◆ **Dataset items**

--- begin ---

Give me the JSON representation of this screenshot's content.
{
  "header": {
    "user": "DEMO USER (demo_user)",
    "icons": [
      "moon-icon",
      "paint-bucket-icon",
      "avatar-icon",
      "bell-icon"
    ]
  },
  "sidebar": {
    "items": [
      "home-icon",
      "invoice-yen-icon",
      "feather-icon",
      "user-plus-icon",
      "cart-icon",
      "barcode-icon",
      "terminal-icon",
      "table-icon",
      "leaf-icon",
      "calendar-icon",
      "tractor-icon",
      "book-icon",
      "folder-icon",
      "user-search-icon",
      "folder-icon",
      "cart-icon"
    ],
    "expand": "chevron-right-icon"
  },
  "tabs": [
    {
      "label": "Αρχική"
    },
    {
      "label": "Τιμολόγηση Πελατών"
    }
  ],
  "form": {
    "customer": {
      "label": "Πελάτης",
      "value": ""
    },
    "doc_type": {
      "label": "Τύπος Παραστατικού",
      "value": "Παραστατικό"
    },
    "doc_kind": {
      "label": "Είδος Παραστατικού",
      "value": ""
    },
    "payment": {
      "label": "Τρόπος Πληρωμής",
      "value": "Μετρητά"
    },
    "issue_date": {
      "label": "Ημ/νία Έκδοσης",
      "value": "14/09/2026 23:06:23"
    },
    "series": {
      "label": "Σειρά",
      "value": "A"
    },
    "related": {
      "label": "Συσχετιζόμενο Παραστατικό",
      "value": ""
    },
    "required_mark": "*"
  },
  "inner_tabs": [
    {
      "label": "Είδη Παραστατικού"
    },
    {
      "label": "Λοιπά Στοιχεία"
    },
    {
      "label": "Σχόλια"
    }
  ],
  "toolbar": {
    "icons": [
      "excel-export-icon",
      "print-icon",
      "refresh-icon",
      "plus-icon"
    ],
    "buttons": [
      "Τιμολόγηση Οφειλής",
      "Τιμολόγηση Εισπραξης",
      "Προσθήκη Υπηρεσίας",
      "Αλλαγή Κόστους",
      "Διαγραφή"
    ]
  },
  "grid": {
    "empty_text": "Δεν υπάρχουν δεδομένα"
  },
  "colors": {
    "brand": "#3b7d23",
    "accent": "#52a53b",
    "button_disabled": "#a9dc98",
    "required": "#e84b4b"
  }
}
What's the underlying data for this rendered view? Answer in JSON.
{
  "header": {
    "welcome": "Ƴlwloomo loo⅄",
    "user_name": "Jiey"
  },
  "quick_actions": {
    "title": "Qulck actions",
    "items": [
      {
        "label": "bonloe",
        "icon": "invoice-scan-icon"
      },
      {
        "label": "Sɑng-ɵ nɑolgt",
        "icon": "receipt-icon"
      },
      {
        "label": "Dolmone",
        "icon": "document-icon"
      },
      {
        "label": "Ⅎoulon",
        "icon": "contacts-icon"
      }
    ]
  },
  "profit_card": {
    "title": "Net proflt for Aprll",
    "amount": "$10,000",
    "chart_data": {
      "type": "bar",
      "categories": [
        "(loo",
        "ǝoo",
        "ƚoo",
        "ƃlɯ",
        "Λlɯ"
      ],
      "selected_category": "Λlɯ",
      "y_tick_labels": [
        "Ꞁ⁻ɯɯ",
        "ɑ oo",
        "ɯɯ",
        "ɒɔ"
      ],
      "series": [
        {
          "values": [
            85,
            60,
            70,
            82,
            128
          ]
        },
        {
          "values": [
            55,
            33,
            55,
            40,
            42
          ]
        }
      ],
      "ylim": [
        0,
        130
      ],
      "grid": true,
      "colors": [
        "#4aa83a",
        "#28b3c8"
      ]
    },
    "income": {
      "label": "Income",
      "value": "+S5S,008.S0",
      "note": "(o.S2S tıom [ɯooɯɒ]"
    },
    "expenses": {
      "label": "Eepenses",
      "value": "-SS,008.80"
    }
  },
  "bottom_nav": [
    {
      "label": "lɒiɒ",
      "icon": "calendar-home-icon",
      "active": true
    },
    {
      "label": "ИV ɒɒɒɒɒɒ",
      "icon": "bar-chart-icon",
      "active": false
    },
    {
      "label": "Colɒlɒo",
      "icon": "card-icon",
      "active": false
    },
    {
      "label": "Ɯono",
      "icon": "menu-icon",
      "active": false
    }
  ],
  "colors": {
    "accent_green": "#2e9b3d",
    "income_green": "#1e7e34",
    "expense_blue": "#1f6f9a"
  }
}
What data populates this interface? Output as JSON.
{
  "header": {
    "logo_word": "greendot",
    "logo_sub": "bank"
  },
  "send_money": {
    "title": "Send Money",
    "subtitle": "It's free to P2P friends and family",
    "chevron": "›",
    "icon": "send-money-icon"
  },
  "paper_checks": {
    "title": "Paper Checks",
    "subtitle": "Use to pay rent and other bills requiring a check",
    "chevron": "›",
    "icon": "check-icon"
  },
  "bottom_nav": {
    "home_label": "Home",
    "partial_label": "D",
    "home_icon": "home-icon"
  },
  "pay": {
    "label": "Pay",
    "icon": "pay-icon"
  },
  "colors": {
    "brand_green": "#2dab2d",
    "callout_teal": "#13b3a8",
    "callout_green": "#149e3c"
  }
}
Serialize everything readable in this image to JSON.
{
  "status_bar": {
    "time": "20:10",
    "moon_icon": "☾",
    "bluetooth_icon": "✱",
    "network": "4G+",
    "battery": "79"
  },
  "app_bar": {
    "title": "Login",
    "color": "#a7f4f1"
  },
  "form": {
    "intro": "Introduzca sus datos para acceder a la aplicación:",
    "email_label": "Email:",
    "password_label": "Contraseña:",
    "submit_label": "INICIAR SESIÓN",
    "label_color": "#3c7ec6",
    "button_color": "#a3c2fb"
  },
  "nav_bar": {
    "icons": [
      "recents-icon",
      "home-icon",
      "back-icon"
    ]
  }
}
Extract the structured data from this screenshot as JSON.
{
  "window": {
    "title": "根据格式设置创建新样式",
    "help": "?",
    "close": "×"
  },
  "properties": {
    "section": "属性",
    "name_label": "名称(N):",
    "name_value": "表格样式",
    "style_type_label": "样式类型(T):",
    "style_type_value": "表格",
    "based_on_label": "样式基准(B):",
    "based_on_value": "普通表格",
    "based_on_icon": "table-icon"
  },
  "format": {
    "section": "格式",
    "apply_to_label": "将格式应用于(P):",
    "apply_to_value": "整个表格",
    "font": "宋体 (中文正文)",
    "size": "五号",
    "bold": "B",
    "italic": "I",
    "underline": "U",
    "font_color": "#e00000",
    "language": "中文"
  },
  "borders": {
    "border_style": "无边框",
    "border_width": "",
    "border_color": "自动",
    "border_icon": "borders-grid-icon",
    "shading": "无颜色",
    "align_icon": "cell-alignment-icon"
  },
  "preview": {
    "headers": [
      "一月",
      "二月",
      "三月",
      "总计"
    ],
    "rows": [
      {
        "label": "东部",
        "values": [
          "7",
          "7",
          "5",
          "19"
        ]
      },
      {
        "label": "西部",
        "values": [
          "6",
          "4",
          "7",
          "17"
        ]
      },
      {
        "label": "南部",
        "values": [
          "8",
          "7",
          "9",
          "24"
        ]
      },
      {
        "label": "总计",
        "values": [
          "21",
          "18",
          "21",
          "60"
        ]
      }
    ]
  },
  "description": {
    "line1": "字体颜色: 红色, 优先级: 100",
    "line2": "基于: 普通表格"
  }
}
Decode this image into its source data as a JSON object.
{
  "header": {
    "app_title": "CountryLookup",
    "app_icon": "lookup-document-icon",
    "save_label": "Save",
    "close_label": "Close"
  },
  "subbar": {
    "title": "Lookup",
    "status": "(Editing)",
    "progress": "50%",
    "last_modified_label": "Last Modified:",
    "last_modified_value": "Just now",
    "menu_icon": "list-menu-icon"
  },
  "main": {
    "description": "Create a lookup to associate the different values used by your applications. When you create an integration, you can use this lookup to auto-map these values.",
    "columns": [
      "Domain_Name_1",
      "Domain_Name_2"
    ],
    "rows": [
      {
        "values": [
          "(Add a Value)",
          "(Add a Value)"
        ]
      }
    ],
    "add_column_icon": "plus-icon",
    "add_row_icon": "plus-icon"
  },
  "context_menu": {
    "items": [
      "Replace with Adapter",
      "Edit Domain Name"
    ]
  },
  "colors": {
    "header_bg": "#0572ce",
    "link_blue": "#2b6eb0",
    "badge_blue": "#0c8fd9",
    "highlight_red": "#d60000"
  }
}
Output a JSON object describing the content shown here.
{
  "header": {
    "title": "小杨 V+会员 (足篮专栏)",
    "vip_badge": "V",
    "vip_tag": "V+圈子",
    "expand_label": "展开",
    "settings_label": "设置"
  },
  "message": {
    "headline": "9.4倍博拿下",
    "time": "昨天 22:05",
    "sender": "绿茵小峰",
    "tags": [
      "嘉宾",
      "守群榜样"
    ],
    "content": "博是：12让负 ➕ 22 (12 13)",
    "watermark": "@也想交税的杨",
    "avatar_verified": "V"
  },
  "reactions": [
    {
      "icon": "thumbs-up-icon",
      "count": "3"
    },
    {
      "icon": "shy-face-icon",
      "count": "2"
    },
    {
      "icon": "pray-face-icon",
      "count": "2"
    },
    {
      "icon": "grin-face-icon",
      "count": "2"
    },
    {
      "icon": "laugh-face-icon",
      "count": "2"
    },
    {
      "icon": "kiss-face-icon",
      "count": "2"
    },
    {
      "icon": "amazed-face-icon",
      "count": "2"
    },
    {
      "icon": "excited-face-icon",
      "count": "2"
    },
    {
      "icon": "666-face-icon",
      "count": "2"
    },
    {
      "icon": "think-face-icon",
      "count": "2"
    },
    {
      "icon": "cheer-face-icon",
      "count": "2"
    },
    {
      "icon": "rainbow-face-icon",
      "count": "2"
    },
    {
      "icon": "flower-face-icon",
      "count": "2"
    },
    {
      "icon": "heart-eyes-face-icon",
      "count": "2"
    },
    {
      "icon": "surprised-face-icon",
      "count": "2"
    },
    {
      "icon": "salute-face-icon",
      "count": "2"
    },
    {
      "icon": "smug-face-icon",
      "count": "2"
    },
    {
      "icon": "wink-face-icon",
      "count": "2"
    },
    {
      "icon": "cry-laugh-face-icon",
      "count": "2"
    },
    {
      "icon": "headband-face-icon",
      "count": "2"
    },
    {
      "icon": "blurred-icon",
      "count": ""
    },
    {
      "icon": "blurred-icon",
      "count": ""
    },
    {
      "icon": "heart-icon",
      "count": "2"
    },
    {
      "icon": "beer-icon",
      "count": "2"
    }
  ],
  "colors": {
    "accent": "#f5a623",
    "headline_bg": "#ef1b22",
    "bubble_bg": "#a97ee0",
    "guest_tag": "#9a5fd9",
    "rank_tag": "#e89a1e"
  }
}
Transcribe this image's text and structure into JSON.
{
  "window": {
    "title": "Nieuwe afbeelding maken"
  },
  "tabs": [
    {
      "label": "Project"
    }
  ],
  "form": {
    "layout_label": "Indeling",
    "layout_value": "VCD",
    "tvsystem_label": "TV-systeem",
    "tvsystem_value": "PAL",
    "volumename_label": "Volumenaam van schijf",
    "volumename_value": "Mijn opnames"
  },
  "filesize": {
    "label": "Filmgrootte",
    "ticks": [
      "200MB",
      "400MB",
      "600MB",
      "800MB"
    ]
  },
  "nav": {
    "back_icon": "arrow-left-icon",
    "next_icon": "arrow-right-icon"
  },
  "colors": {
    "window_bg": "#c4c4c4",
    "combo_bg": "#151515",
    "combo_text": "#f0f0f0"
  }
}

--- end ---

◆ **Problem to work on**
Find each line holding the word "screenshot" and copy it.

◆ **Task solution**
Give me the JSON representation of this screenshot's content.
Extract the structured data from this screenshot as JSON.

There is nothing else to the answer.